[What is needed]
Return each line of the data below exactly, omitting any pictures.
-- Begin --
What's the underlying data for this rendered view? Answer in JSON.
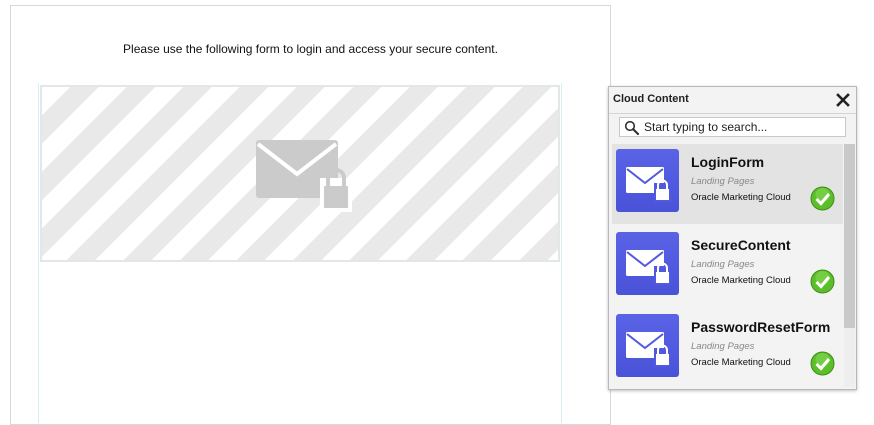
{
  "page": {
    "intro_text": "Please use the following form to login and access your secure content."
  },
  "panel": {
    "title": "Cloud Content",
    "close_icon": "close-icon",
    "search": {
      "placeholder": "Start typing to search...",
      "value": ""
    },
    "items": [
      {
        "name": "LoginForm",
        "type": "Landing Pages",
        "source": "Oracle Marketing Cloud",
        "icon": "locked-envelope-icon",
        "status_icon": "check-icon",
        "selected": true
      },
      {
        "name": "SecureContent",
        "type": "Landing Pages",
        "source": "Oracle Marketing Cloud",
        "icon": "locked-envelope-icon",
        "status_icon": "check-icon",
        "selected": false
      },
      {
        "name": "PasswordResetForm",
        "type": "Landing Pages",
        "source": "Oracle Marketing Cloud",
        "icon": "locked-envelope-icon",
        "status_icon": "check-icon",
        "selected": false
      }
    ]
  },
  "colors": {
    "thumb": "#5159e0",
    "check": "#4caf28",
    "stripe": "#e9e9e9"
  }
}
-- End --
[The solution]
What's the underlying data for this rendered view? Answer in JSON.
{
  "page": {
    "intro_text": "Please use the following form to login and access your secure content."
  },
  "panel": {
    "title": "Cloud Content",
    "close_icon": "close-icon",
    "search": {
      "placeholder": "Start typing to search...",
      "value": ""
    },
    "items": [
      {
        "name": "LoginForm",
        "type": "Landing Pages",
        "source": "Oracle Marketing Cloud",
        "icon": "locked-envelope-icon",
        "status_icon": "check-icon",
        "selected": true
      },
      {
        "name": "SecureContent",
        "type": "Landing Pages",
        "source": "Oracle Marketing Cloud",
        "icon": "locked-envelope-icon",
        "status_icon": "check-icon",
        "selected": false
      },
      {
        "name": "PasswordResetForm",
        "type": "Landing Pages",
        "source": "Oracle Marketing Cloud",
        "icon": "locked-envelope-icon",
        "status_icon": "check-icon",
        "selected": false
      }
    ]
  },
  "colors": {
    "thumb": "#5159e0",
    "check": "#4caf28",
    "stripe": "#e9e9e9"
  }
}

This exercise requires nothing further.